◆ Recorded data:
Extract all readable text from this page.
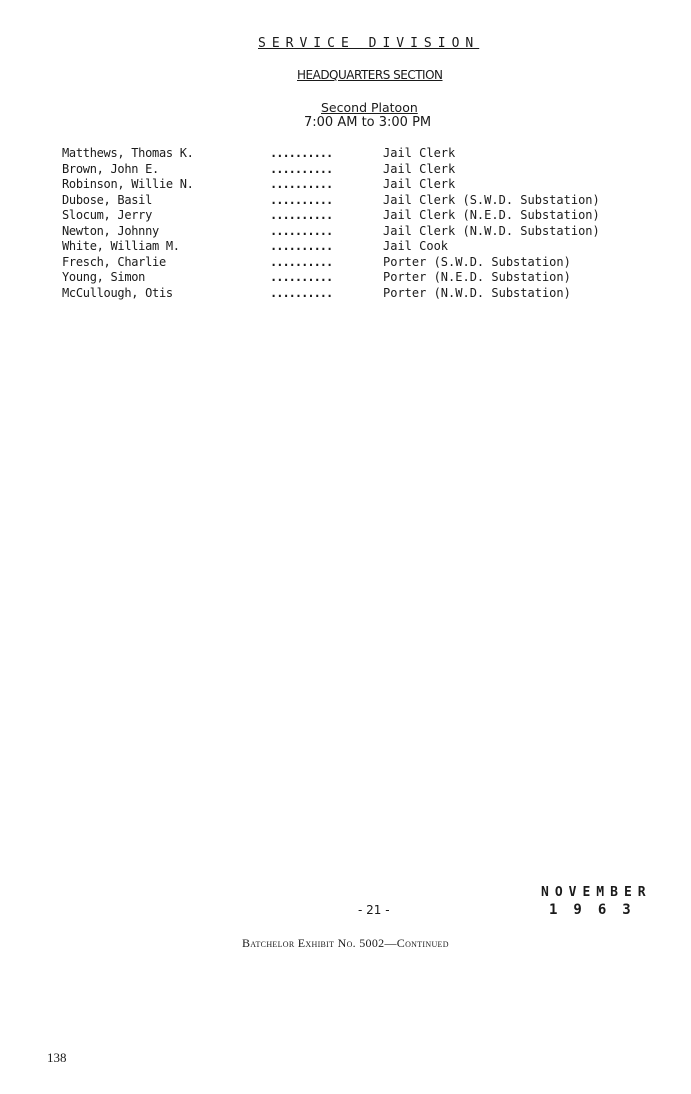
SERVICE DIVISION
HEADQUARTERS SECTION
Second Platoon
7:00 AM to 3:00 PM
Matthews, Thomas K.	..........	Jail Clerk
Brown, John E.	..........	Jail Clerk
Robinson, Willie N.	..........	Jail Clerk
Dubose, Basil	..........	Jail Clerk (S.W.D. Substation)
Slocum, Jerry	..........	Jail Clerk (N.E.D. Substation)
Newton, Johnny	..........	Jail Clerk (N.W.D. Substation)
White, William M.	..........	Jail Cook
Fresch, Charlie	..........	Porter (S.W.D. Substation)
Young, Simon	..........	Porter (N.E.D. Substation)
McCullough, Otis	..........	Porter (N.W.D. Substation)
NOVEMBER
1963
- 21 -
Batchelor Exhibit No. 5002—Continued
138
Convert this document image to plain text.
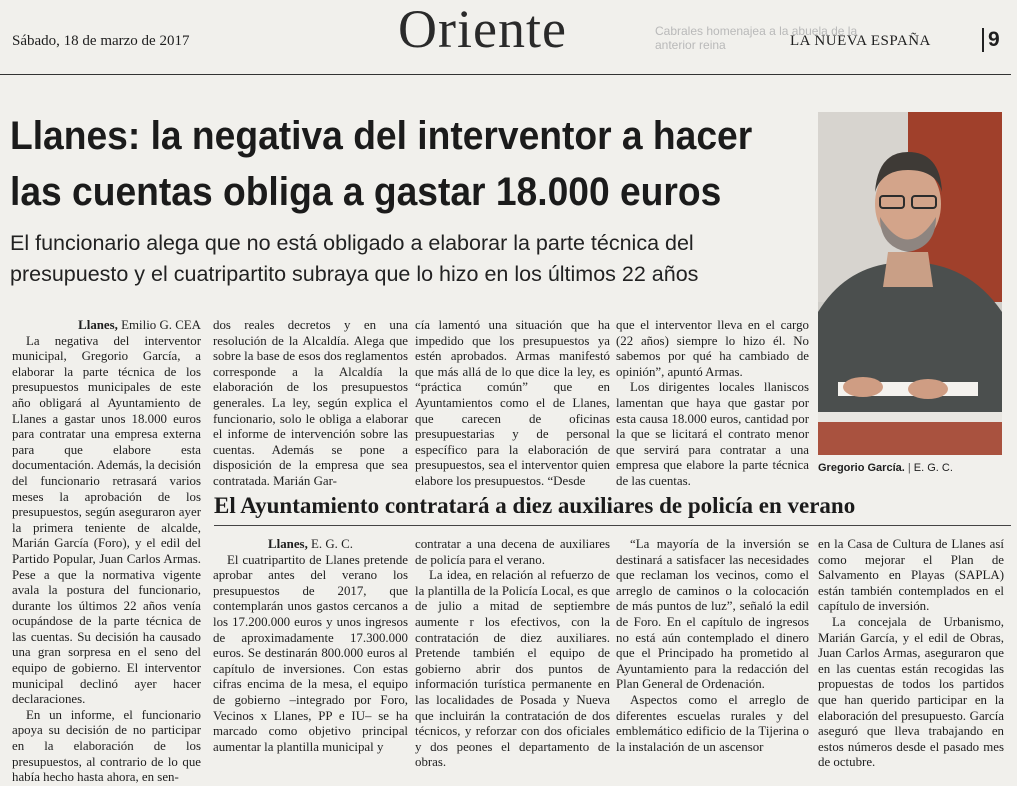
Sábado, 18 de marzo de 2017	Oriente	LA NUEVA ESPAÑA	9
Cabrales homenajea a la abuela de la anterior reina
Llanes: la negativa del interventor a hacer
las cuentas obliga a gastar 18.000 euros
El funcionario alega que no está obligado a elaborar la parte técnica del
presupuesto y el cuatripartito subraya que lo hizo en los últimos 22 años
Gregorio García. | E. G. C.
Llanes, Emilio G. CEA

La negativa del interventor municipal, Gregorio García, a elaborar la parte técnica de los presupuestos municipales de este año obligará al Ayuntamiento de Llanes a gastar unos 18.000 euros para contratar una empresa externa para que elabore esta documentación. Además, la decisión del funcionario retrasará varios meses la aprobación de los presupuestos, según aseguraron ayer la primera teniente de alcalde, Marián García (Foro), y el edil del Partido Popular, Juan Carlos Armas. Pese a que la normativa vigente avala la postura del funcionario, durante los últimos 22 años venía ocupándose de la parte técnica de las cuentas. Su decisión ha causado una gran sorpresa en el seno del equipo de gobierno. El interventor municipal declinó ayer hacer declaraciones.

En un informe, el funcionario apoya su decisión de no participar en la elaboración de los presupuestos, al contrario de lo que había hecho hasta ahora, en sen-

dos reales decretos y en una resolución de la Alcaldía. Alega que sobre la base de esos dos reglamentos corresponde a la Alcaldía la elaboración de los presupuestos generales. La ley, según explica el funcionario, solo le obliga a elaborar el informe de intervención sobre las cuentas. Además se pone a disposición de la empresa que sea contratada. Marián Gar-

cía lamentó una situación que ha impedido que los presupuestos ya estén aprobados. Armas manifestó que más allá de lo que dice la ley, es “práctica común” que en Ayuntamientos como el de Llanes, que carecen de oficinas presupuestarias y de personal específico para la elaboración de presupuestos, sea el interventor quien elabore los presupuestos. “Desde

que el interventor lleva en el cargo (22 años) siempre lo hizo él. No sabemos por qué ha cambiado de opinión”, apuntó Armas.

Los dirigentes locales llaniscos lamentan que haya que gastar por esta causa 18.000 euros, cantidad por la que se licitará el contrato menor que servirá para contratar a una empresa que elabore la parte técnica de las cuentas.

El Ayuntamiento contratará a diez auxiliares de policía en verano
Llanes, E. G. C.

El cuatripartito de Llanes pretende aprobar antes del verano los presupuestos de 2017, que contemplarán unos gastos cercanos a los 17.200.000 euros y unos ingresos de aproximadamente 17.300.000 euros. Se destinarán 800.000 euros al capítulo de inversiones. Con estas cifras encima de la mesa, el equipo de gobierno –integrado por Foro, Vecinos x Llanes, PP e IU– se ha marcado como objetivo principal aumentar la plantilla municipal y

contratar a una decena de auxiliares de policía para el verano.

La idea, en relación al refuerzo de la plantilla de la Policía Local, es que de julio a mitad de septiembre aumente r los efectivos, con la contratación de diez auxiliares. Pretende también el equipo de gobierno abrir dos puntos de información turística permanente en las localidades de Posada y Nueva que incluirán la contratación de dos técnicos, y reforzar con dos oficiales y dos peones el departamento de obras.

“La mayoría de la inversión se destinará a satisfacer las necesidades que reclaman los vecinos, como el arreglo de caminos o la colocación de más puntos de luz”, señaló la edil de Foro. En el capítulo de ingresos no está aún contemplado el dinero que el Principado ha prometido al Ayuntamiento para la redacción del Plan General de Ordenación.

Aspectos como el arreglo de diferentes escuelas rurales y del emblemático edificio de la Tijerina o la instalación de un ascensor

en la Casa de Cultura de Llanes así como mejorar el Plan de Salvamento en Playas (SAPLA) están también contemplados en el capítulo de inversión.

La concejala de Urbanismo, Marián García, y el edil de Obras, Juan Carlos Armas, aseguraron que en las cuentas están recogidas las propuestas de todos los partidos que han querido participar en la elaboración del presupuesto. García aseguró que lleva trabajando en estos números desde el pasado mes de octubre.
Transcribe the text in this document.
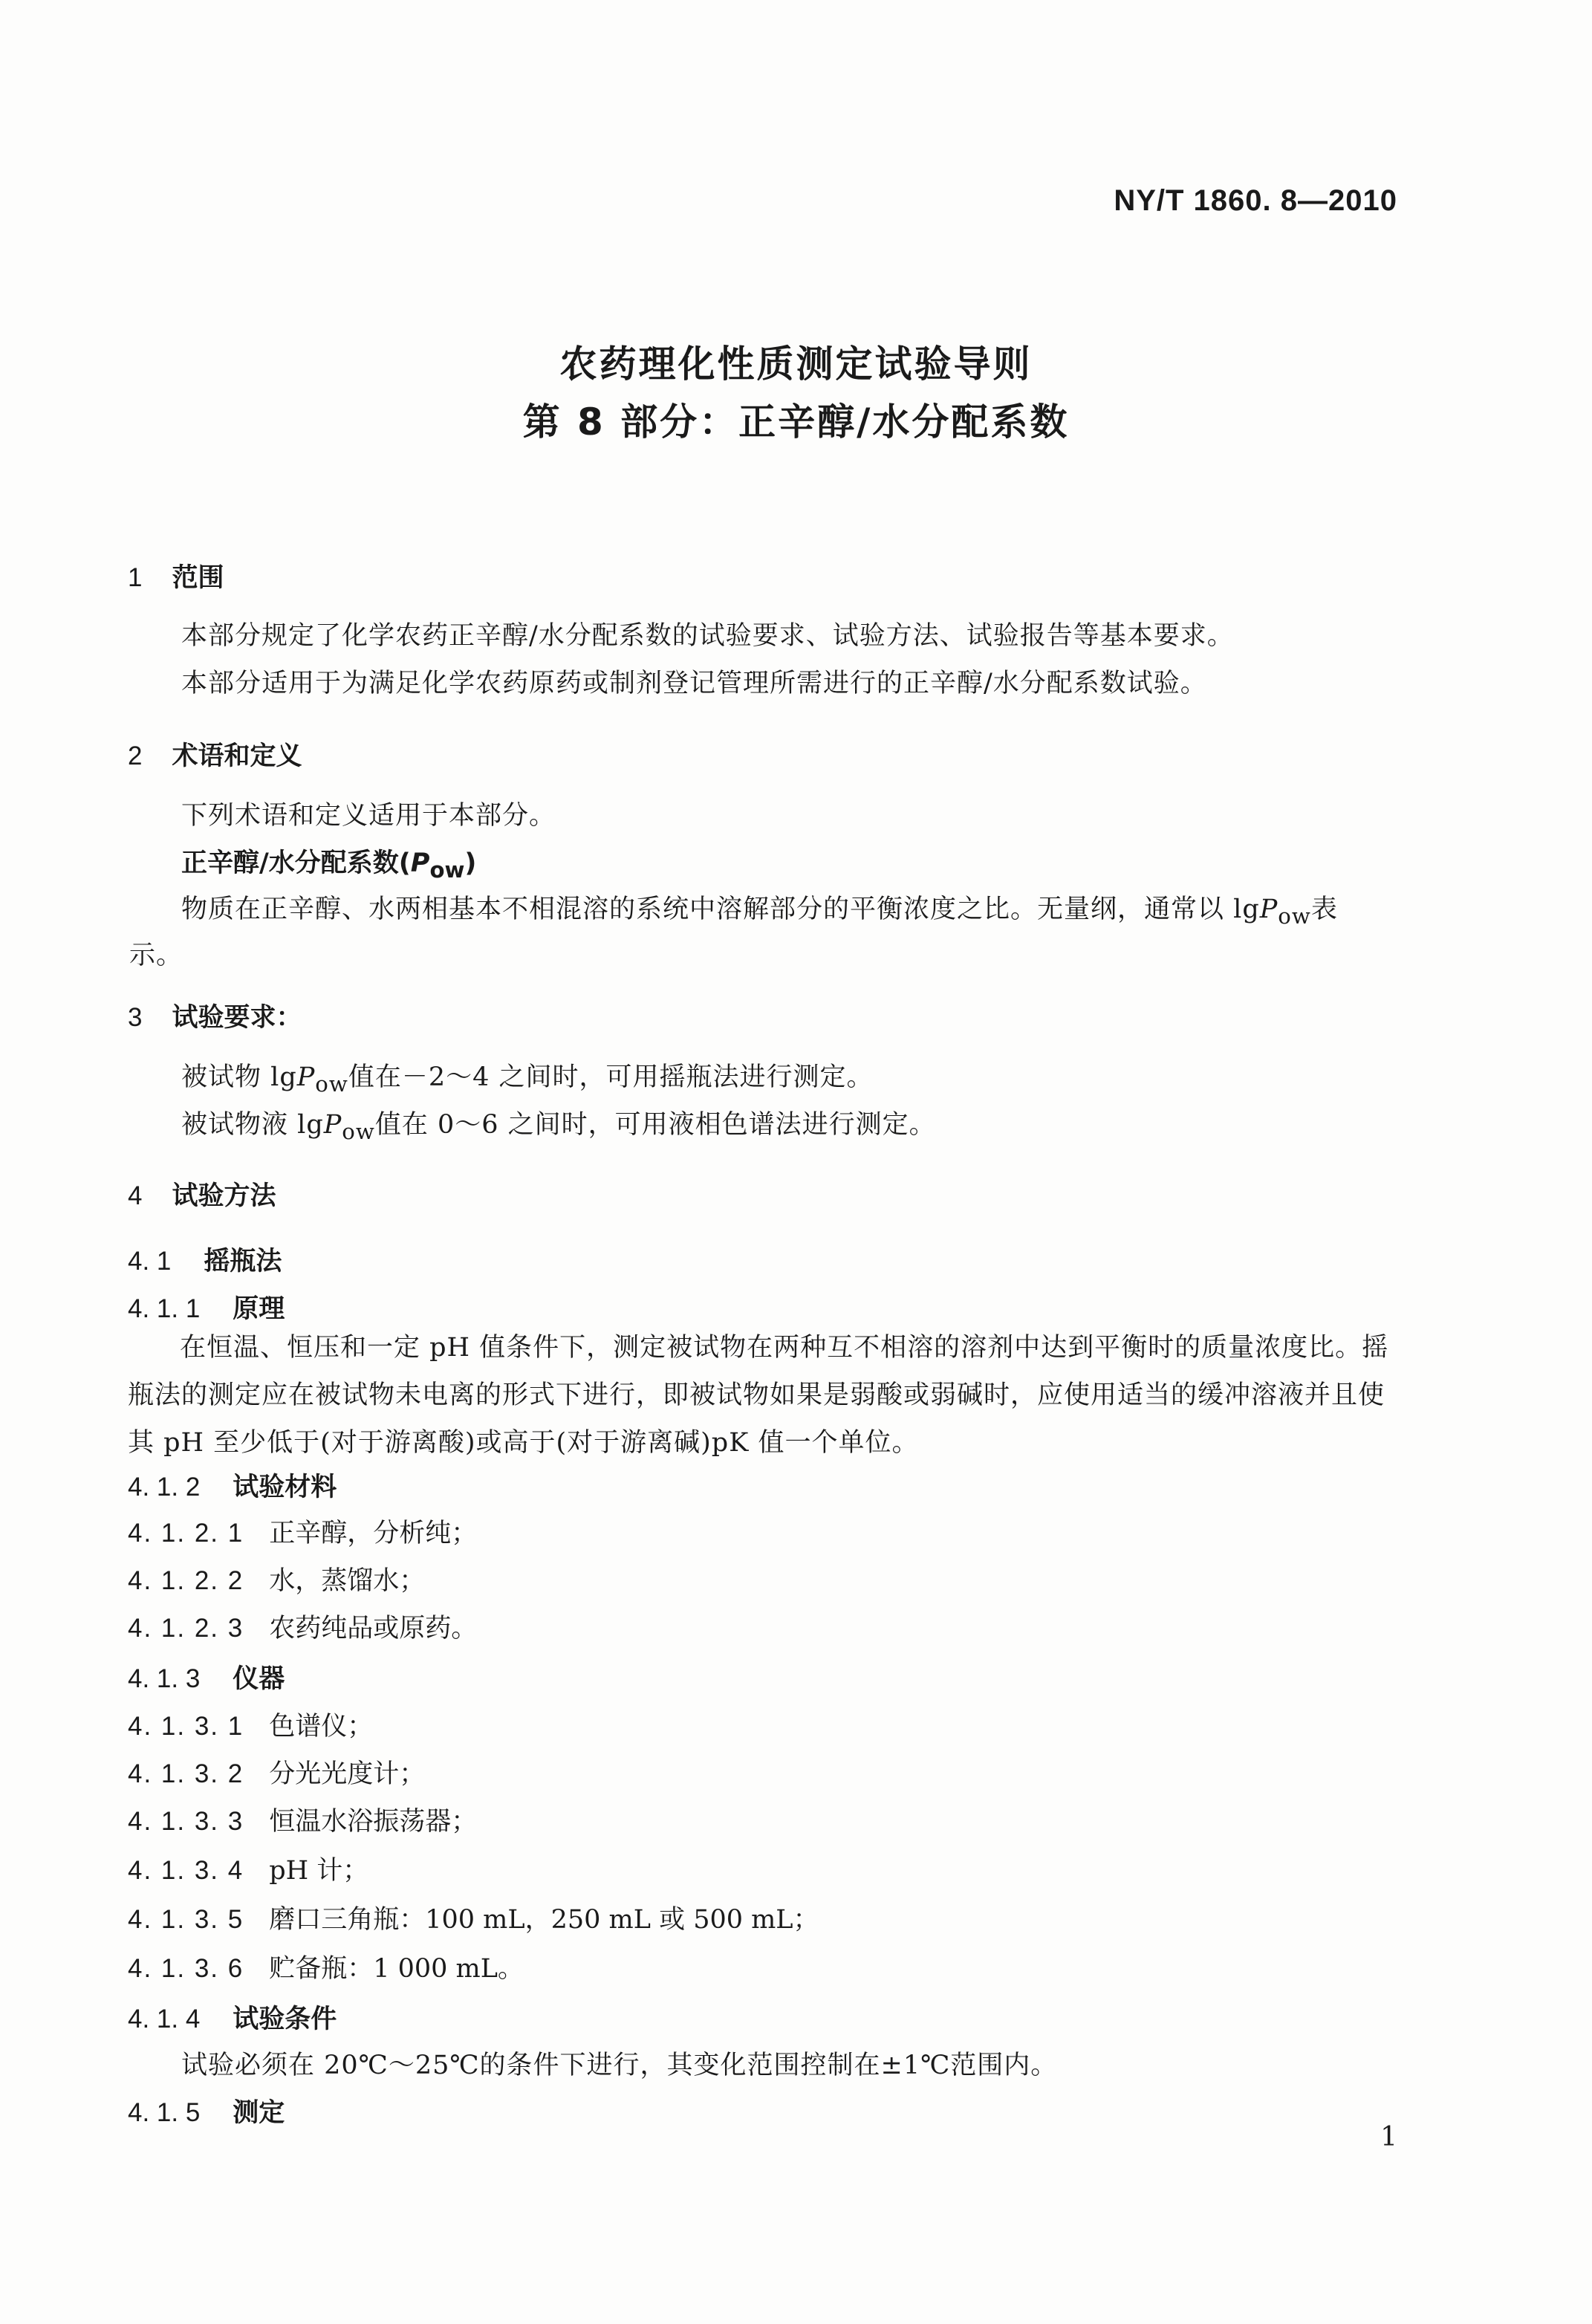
NY/T 1860. 8—2010
农药理化性质测定试验导则
第 8 部分：正辛醇/水分配系数
1 范围
本部分规定了化学农药正辛醇/水分配系数的试验要求、试验方法、试验报告等基本要求。
本部分适用于为满足化学农药原药或制剂登记管理所需进行的正辛醇/水分配系数试验。
2 术语和定义
下列术语和定义适用于本部分。
正辛醇/水分配系数$(P_{ow})$
物质在正辛醇、水两相基本不相混溶的系统中溶解部分的平衡浓度之比。无量纲，通常以 lgP$_{ow}$表
示。
3 试验要求：
被试物 lgP$_{ow}$值在－2～4 之间时，可用摇瓶法进行测定。
被试物液 lgP$_{ow}$值在 0～6 之间时，可用液相色谱法进行测定。
4 试验方法
4. 1 摇瓶法
4. 1. 1 原理
在恒温、恒压和一定 pH 值条件下，测定被试物在两种互不相溶的溶剂中达到平衡时的质量浓度比。摇瓶法的测定应在被试物未电离的形式下进行，即被试物如果是弱酸或弱碱时，应使用适当的缓冲溶液并且使其 pH 至少低于(对于游离酸)或高于(对于游离碱)pK 值一个单位。
4. 1. 2 试验材料
4. 1. 2. 1 正辛醇，分析纯；
4. 1. 2. 2 水，蒸馏水；
4. 1. 2. 3 农药纯品或原药。
4. 1. 3 仪器
4. 1. 3. 1 色谱仪；
4. 1. 3. 2 分光光度计；
4. 1. 3. 3 恒温水浴振荡器；
4. 1. 3. 4 pH 计；
4. 1. 3. 5 磨口三角瓶：100 mL，250 mL 或 500 mL；
4. 1. 3. 6 贮备瓶：1 000 mL。
4. 1. 4 试验条件
试验必须在 20℃～25℃的条件下进行，其变化范围控制在±1℃范围内。
4. 1. 5 测定
1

◆ PROBLEM STATEMENT: Repeat each entry above word for word, leaving every picture out.

◆ ANSWER TO THE PROBLEM:
Extract all readable text from this page.
SERVICE DIVISION
HEADQUARTERS SECTION
Second Platoon
7:00 AM to 3:00 PM
Matthews, Thomas K.	..........	Jail Clerk
Brown, John E.	..........	Jail Clerk
Robinson, Willie N.	..........	Jail Clerk
Dubose, Basil	..........	Jail Clerk (S.W.D. Substation)
Slocum, Jerry	..........	Jail Clerk (N.E.D. Substation)
Newton, Johnny	..........	Jail Clerk (N.W.D. Substation)
White, William M.	..........	Jail Cook
Fresch, Charlie	..........	Porter (S.W.D. Substation)
Young, Simon	..........	Porter (N.E.D. Substation)
McCullough, Otis	..........	Porter (N.W.D. Substation)
NOVEMBER
1963
- 21 -
Batchelor Exhibit No. 5002—Continued
138
Convert this document image to plain text.
Sábado, 18 de marzo de 2017	Oriente	LA NUEVA ESPAÑA	9
Cabrales homenajea a la abuela de la anterior reina
Llanes: la negativa del interventor a hacer
las cuentas obliga a gastar 18.000 euros
El funcionario alega que no está obligado a elaborar la parte técnica del
presupuesto y el cuatripartito subraya que lo hizo en los últimos 22 años
Gregorio García. | E. G. C.
Llanes, Emilio G. CEA

La negativa del interventor municipal, Gregorio García, a elaborar la parte técnica de los presupuestos municipales de este año obligará al Ayuntamiento de Llanes a gastar unos 18.000 euros para contratar una empresa externa para que elabore esta documentación. Además, la decisión del funcionario retrasará varios meses la aprobación de los presupuestos, según aseguraron ayer la primera teniente de alcalde, Marián García (Foro), y el edil del Partido Popular, Juan Carlos Armas. Pese a que la normativa vigente avala la postura del funcionario, durante los últimos 22 años venía ocupándose de la parte técnica de las cuentas. Su decisión ha causado una gran sorpresa en el seno del equipo de gobierno. El interventor municipal declinó ayer hacer declaraciones.

En un informe, el funcionario apoya su decisión de no participar en la elaboración de los presupuestos, al contrario de lo que había hecho hasta ahora, en sen-

dos reales decretos y en una resolución de la Alcaldía. Alega que sobre la base de esos dos reglamentos corresponde a la Alcaldía la elaboración de los presupuestos generales. La ley, según explica el funcionario, solo le obliga a elaborar el informe de intervención sobre las cuentas. Además se pone a disposición de la empresa que sea contratada. Marián Gar-

cía lamentó una situación que ha impedido que los presupuestos ya estén aprobados. Armas manifestó que más allá de lo que dice la ley, es “práctica común” que en Ayuntamientos como el de Llanes, que carecen de oficinas presupuestarias y de personal específico para la elaboración de presupuestos, sea el interventor quien elabore los presupuestos. “Desde

que el interventor lleva en el cargo (22 años) siempre lo hizo él. No sabemos por qué ha cambiado de opinión”, apuntó Armas.

Los dirigentes locales llaniscos lamentan que haya que gastar por esta causa 18.000 euros, cantidad por la que se licitará el contrato menor que servirá para contratar a una empresa que elabore la parte técnica de las cuentas.

El Ayuntamiento contratará a diez auxiliares de policía en verano
Llanes, E. G. C.

El cuatripartito de Llanes pretende aprobar antes del verano los presupuestos de 2017, que contemplarán unos gastos cercanos a los 17.200.000 euros y unos ingresos de aproximadamente 17.300.000 euros. Se destinarán 800.000 euros al capítulo de inversiones. Con estas cifras encima de la mesa, el equipo de gobierno –integrado por Foro, Vecinos x Llanes, PP e IU– se ha marcado como objetivo principal aumentar la plantilla municipal y

contratar a una decena de auxiliares de policía para el verano.

La idea, en relación al refuerzo de la plantilla de la Policía Local, es que de julio a mitad de septiembre aumente r los efectivos, con la contratación de diez auxiliares. Pretende también el equipo de gobierno abrir dos puntos de información turística permanente en las localidades de Posada y Nueva que incluirán la contratación de dos técnicos, y reforzar con dos oficiales y dos peones el departamento de obras.

“La mayoría de la inversión se destinará a satisfacer las necesidades que reclaman los vecinos, como el arreglo de caminos o la colocación de más puntos de luz”, señaló la edil de Foro. En el capítulo de ingresos no está aún contemplado el dinero que el Principado ha prometido al Ayuntamiento para la redacción del Plan General de Ordenación.

Aspectos como el arreglo de diferentes escuelas rurales y del emblemático edificio de la Tijerina o la instalación de un ascensor

en la Casa de Cultura de Llanes así como mejorar el Plan de Salvamento en Playas (SAPLA) están también contemplados en el capítulo de inversión.

La concejala de Urbanismo, Marián García, y el edil de Obras, Juan Carlos Armas, aseguraron que en las cuentas están recogidas las propuestas de todos los partidos que han querido participar en la elaboración del presupuesto. García aseguró que lleva trabajando en estos números desde el pasado mes de octubre.
Transcribe the text in this document.
NY/T 1860. 8—2010
农药理化性质测定试验导则
第 8 部分：正辛醇/水分配系数
1 范围
本部分规定了化学农药正辛醇/水分配系数的试验要求、试验方法、试验报告等基本要求。
本部分适用于为满足化学农药原药或制剂登记管理所需进行的正辛醇/水分配系数试验。
2 术语和定义
下列术语和定义适用于本部分。
正辛醇/水分配系数$(P_{ow})$
物质在正辛醇、水两相基本不相混溶的系统中溶解部分的平衡浓度之比。无量纲，通常以 lgP$_{ow}$表
示。
3 试验要求：
被试物 lgP$_{ow}$值在－2～4 之间时，可用摇瓶法进行测定。
被试物液 lgP$_{ow}$值在 0～6 之间时，可用液相色谱法进行测定。
4 试验方法
4. 1 摇瓶法
4. 1. 1 原理
在恒温、恒压和一定 pH 值条件下，测定被试物在两种互不相溶的溶剂中达到平衡时的质量浓度比。摇瓶法的测定应在被试物未电离的形式下进行，即被试物如果是弱酸或弱碱时，应使用适当的缓冲溶液并且使其 pH 至少低于(对于游离酸)或高于(对于游离碱)pK 值一个单位。
4. 1. 2 试验材料
4. 1. 2. 1 正辛醇，分析纯；
4. 1. 2. 2 水，蒸馏水；
4. 1. 2. 3 农药纯品或原药。
4. 1. 3 仪器
4. 1. 3. 1 色谱仪；
4. 1. 3. 2 分光光度计；
4. 1. 3. 3 恒温水浴振荡器；
4. 1. 3. 4 pH 计；
4. 1. 3. 5 磨口三角瓶：100 mL，250 mL 或 500 mL；
4. 1. 3. 6 贮备瓶：1 000 mL。
4. 1. 4 试验条件
试验必须在 20℃～25℃的条件下进行，其变化范围控制在±1℃范围内。
4. 1. 5 测定
1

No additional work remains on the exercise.